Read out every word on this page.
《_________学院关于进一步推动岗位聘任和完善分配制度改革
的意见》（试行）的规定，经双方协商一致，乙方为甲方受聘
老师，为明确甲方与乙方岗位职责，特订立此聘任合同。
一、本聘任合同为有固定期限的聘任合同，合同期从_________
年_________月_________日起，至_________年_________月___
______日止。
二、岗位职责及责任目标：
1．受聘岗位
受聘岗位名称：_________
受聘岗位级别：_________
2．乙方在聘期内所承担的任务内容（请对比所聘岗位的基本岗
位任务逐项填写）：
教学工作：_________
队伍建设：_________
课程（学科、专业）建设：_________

· · · · · · ·

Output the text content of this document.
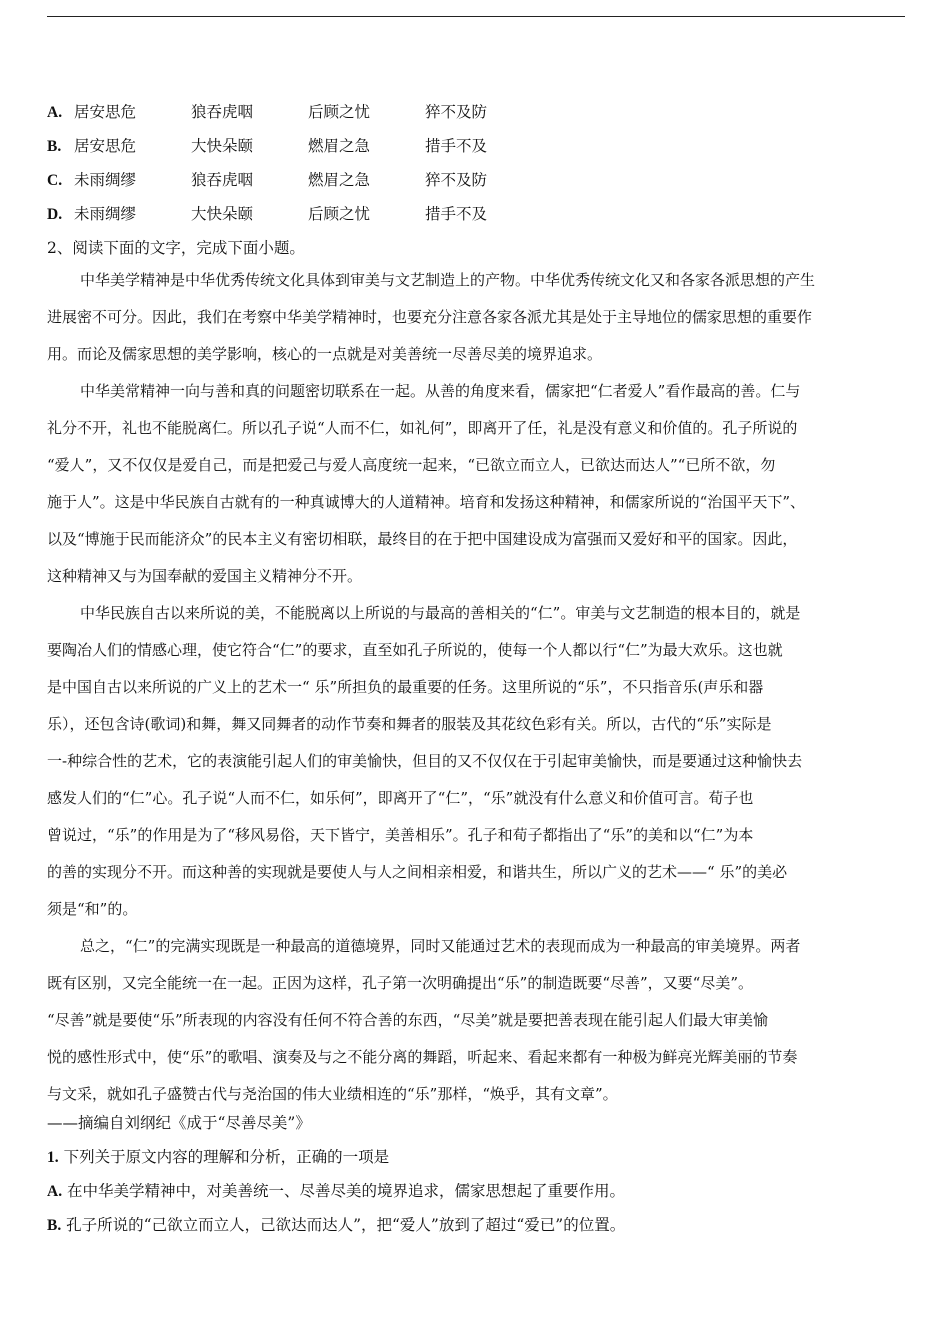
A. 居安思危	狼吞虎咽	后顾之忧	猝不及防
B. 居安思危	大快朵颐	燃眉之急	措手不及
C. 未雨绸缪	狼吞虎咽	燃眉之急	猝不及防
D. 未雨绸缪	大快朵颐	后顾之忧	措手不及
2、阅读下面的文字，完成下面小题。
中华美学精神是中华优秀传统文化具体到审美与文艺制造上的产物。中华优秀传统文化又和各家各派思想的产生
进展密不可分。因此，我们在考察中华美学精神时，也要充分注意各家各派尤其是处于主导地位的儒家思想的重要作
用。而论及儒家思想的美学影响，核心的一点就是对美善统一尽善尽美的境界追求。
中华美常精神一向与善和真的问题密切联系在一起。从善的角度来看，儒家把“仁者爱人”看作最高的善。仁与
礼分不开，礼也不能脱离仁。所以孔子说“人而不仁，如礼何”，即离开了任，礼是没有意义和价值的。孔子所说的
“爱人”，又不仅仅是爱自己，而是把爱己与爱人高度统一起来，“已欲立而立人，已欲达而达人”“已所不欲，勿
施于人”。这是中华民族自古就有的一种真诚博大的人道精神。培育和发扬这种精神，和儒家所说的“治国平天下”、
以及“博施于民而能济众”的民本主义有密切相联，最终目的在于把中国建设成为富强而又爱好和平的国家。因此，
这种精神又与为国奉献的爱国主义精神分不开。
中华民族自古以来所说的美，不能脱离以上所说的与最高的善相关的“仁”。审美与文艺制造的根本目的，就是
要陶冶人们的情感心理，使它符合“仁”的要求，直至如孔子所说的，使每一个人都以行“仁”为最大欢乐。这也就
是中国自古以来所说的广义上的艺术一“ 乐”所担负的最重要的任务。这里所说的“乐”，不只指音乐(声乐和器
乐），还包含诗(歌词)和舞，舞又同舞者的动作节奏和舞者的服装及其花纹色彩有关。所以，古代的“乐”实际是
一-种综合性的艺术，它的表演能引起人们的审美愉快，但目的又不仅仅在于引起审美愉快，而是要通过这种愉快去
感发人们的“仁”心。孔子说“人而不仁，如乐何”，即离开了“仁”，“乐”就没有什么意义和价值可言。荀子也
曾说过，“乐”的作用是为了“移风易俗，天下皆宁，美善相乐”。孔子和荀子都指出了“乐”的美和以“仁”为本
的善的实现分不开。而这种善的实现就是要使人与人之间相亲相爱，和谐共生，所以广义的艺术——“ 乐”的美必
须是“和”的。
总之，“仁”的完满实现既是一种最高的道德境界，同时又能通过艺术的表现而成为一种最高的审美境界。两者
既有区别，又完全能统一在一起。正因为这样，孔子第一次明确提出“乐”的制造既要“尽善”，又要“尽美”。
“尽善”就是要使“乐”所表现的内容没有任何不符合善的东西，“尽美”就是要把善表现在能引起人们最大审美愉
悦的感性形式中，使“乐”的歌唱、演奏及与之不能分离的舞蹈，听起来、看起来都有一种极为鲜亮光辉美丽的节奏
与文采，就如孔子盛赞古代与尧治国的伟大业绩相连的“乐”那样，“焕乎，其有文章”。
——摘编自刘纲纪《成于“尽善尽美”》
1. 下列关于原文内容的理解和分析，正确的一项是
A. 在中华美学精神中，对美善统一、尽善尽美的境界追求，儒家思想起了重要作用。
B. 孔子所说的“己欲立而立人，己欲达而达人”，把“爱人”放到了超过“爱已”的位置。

· · · · · · ·

__WHAT THE TASK ASKS__
Each line in the material either holds the string "大快朵颐" or does not. State how many do, and nothing else.

__REPLY TO THE EXERCISE__
2